**Given instruction**
Tally the lines that include the word "Level" and reply with nothing but the total.

[Records from a collection]

★ ★ ★ ★ ★

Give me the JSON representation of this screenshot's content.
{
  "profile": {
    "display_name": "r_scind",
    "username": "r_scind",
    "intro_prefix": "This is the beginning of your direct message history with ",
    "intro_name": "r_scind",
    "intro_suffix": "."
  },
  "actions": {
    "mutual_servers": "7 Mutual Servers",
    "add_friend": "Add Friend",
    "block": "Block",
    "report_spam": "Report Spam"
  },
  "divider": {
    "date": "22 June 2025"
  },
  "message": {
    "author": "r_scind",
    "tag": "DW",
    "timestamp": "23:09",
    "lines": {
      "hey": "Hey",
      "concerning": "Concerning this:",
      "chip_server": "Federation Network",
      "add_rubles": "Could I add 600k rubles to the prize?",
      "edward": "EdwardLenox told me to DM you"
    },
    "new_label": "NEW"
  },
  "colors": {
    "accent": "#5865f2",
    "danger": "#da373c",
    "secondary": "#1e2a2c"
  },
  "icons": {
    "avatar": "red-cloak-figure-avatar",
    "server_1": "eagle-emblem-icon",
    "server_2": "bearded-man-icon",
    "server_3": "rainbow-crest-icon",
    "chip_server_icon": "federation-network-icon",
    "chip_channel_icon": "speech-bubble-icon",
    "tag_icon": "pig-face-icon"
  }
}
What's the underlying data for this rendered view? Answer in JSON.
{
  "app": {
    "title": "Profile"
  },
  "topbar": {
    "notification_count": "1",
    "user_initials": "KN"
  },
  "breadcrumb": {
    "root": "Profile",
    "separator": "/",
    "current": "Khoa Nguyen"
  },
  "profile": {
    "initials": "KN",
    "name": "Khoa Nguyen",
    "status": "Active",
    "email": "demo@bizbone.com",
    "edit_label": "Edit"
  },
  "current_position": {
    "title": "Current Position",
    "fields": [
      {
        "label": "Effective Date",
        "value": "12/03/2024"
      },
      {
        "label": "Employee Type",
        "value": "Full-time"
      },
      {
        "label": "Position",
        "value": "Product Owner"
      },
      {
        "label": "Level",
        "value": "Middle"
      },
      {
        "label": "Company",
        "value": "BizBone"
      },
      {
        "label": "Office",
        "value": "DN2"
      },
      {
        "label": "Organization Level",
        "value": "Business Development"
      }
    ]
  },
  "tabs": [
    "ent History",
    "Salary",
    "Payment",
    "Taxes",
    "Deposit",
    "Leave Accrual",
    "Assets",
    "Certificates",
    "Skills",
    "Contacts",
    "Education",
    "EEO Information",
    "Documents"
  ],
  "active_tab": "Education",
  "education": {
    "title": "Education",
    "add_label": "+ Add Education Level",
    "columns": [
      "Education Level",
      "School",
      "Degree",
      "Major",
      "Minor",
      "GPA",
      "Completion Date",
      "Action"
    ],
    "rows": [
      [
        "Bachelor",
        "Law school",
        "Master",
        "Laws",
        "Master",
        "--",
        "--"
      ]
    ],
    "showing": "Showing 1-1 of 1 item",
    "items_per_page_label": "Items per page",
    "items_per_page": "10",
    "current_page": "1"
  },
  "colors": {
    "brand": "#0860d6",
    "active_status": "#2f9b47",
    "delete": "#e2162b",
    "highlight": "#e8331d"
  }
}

★ ★ ★ ★ ★

**Task solution**
4